(Dataset items)
■ ■ ■ ■ ■ ■ ■

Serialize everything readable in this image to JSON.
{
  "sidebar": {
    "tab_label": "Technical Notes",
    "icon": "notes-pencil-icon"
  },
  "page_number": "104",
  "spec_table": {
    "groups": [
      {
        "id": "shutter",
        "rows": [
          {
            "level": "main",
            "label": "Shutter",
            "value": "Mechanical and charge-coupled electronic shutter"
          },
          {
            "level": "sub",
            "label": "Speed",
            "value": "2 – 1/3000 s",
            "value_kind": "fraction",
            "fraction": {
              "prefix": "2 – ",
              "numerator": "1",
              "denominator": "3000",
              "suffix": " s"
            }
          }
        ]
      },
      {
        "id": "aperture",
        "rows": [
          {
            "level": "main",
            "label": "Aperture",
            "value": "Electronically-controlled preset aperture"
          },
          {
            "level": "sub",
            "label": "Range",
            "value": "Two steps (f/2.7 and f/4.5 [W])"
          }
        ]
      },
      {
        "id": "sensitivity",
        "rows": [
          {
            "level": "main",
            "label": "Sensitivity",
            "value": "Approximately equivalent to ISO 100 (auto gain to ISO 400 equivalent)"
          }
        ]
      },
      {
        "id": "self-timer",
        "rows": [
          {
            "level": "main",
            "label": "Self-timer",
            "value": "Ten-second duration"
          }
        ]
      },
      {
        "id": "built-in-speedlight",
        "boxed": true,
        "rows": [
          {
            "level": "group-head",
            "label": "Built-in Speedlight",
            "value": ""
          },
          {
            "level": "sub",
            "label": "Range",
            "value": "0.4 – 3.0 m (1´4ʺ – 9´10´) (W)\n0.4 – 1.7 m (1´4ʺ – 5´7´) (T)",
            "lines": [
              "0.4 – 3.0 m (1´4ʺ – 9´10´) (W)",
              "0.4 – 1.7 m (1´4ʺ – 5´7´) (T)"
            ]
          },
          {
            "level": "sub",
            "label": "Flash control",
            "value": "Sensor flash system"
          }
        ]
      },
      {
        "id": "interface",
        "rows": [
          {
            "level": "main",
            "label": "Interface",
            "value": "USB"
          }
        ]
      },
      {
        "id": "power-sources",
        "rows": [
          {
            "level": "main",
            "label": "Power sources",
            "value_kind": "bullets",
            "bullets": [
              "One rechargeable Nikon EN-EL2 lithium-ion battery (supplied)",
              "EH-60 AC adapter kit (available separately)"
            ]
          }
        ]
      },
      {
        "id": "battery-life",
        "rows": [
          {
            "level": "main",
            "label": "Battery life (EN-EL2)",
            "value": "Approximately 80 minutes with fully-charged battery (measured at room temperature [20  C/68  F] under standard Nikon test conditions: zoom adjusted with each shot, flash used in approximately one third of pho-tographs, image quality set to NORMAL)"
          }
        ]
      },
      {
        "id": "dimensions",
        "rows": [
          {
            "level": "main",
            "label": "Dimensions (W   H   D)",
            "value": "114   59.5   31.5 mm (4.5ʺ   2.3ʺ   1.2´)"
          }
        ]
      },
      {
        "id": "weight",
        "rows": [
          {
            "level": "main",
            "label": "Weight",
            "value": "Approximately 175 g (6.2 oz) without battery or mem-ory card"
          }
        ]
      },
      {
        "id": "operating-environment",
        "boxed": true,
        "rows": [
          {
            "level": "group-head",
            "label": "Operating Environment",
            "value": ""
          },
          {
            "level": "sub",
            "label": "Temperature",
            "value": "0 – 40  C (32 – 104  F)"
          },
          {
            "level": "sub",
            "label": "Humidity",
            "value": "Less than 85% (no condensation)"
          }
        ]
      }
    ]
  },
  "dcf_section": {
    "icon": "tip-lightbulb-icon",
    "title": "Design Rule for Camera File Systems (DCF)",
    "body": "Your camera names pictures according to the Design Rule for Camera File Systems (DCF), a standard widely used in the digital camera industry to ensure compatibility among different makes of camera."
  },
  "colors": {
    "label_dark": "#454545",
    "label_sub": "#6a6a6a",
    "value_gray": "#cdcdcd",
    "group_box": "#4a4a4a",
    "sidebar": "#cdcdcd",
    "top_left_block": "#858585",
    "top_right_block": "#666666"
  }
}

■ ■ ■ ■ ■ ■ ■

STATED TASK
Output all of the data again, exactly.

THE COMPLETED TASK
Serialize everything readable in this image to JSON.
{
  "sidebar": {
    "tab_label": "Technical Notes",
    "icon": "notes-pencil-icon"
  },
  "page_number": "104",
  "spec_table": {
    "groups": [
      {
        "id": "shutter",
        "rows": [
          {
            "level": "main",
            "label": "Shutter",
            "value": "Mechanical and charge-coupled electronic shutter"
          },
          {
            "level": "sub",
            "label": "Speed",
            "value": "2 – 1/3000 s",
            "value_kind": "fraction",
            "fraction": {
              "prefix": "2 – ",
              "numerator": "1",
              "denominator": "3000",
              "suffix": " s"
            }
          }
        ]
      },
      {
        "id": "aperture",
        "rows": [
          {
            "level": "main",
            "label": "Aperture",
            "value": "Electronically-controlled preset aperture"
          },
          {
            "level": "sub",
            "label": "Range",
            "value": "Two steps (f/2.7 and f/4.5 [W])"
          }
        ]
      },
      {
        "id": "sensitivity",
        "rows": [
          {
            "level": "main",
            "label": "Sensitivity",
            "value": "Approximately equivalent to ISO 100 (auto gain to ISO 400 equivalent)"
          }
        ]
      },
      {
        "id": "self-timer",
        "rows": [
          {
            "level": "main",
            "label": "Self-timer",
            "value": "Ten-second duration"
          }
        ]
      },
      {
        "id": "built-in-speedlight",
        "boxed": true,
        "rows": [
          {
            "level": "group-head",
            "label": "Built-in Speedlight",
            "value": ""
          },
          {
            "level": "sub",
            "label": "Range",
            "value": "0.4 – 3.0 m (1´4ʺ – 9´10´) (W)\n0.4 – 1.7 m (1´4ʺ – 5´7´) (T)",
            "lines": [
              "0.4 – 3.0 m (1´4ʺ – 9´10´) (W)",
              "0.4 – 1.7 m (1´4ʺ – 5´7´) (T)"
            ]
          },
          {
            "level": "sub",
            "label": "Flash control",
            "value": "Sensor flash system"
          }
        ]
      },
      {
        "id": "interface",
        "rows": [
          {
            "level": "main",
            "label": "Interface",
            "value": "USB"
          }
        ]
      },
      {
        "id": "power-sources",
        "rows": [
          {
            "level": "main",
            "label": "Power sources",
            "value_kind": "bullets",
            "bullets": [
              "One rechargeable Nikon EN-EL2 lithium-ion battery (supplied)",
              "EH-60 AC adapter kit (available separately)"
            ]
          }
        ]
      },
      {
        "id": "battery-life",
        "rows": [
          {
            "level": "main",
            "label": "Battery life (EN-EL2)",
            "value": "Approximately 80 minutes with fully-charged battery (measured at room temperature [20  C/68  F] under standard Nikon test conditions: zoom adjusted with each shot, flash used in approximately one third of pho-tographs, image quality set to NORMAL)"
          }
        ]
      },
      {
        "id": "dimensions",
        "rows": [
          {
            "level": "main",
            "label": "Dimensions (W   H   D)",
            "value": "114   59.5   31.5 mm (4.5ʺ   2.3ʺ   1.2´)"
          }
        ]
      },
      {
        "id": "weight",
        "rows": [
          {
            "level": "main",
            "label": "Weight",
            "value": "Approximately 175 g (6.2 oz) without battery or mem-ory card"
          }
        ]
      },
      {
        "id": "operating-environment",
        "boxed": true,
        "rows": [
          {
            "level": "group-head",
            "label": "Operating Environment",
            "value": ""
          },
          {
            "level": "sub",
            "label": "Temperature",
            "value": "0 – 40  C (32 – 104  F)"
          },
          {
            "level": "sub",
            "label": "Humidity",
            "value": "Less than 85% (no condensation)"
          }
        ]
      }
    ]
  },
  "dcf_section": {
    "icon": "tip-lightbulb-icon",
    "title": "Design Rule for Camera File Systems (DCF)",
    "body": "Your camera names pictures according to the Design Rule for Camera File Systems (DCF), a standard widely used in the digital camera industry to ensure compatibility among different makes of camera."
  },
  "colors": {
    "label_dark": "#454545",
    "label_sub": "#6a6a6a",
    "value_gray": "#cdcdcd",
    "group_box": "#4a4a4a",
    "sidebar": "#cdcdcd",
    "top_left_block": "#858585",
    "top_right_block": "#666666"
  }
}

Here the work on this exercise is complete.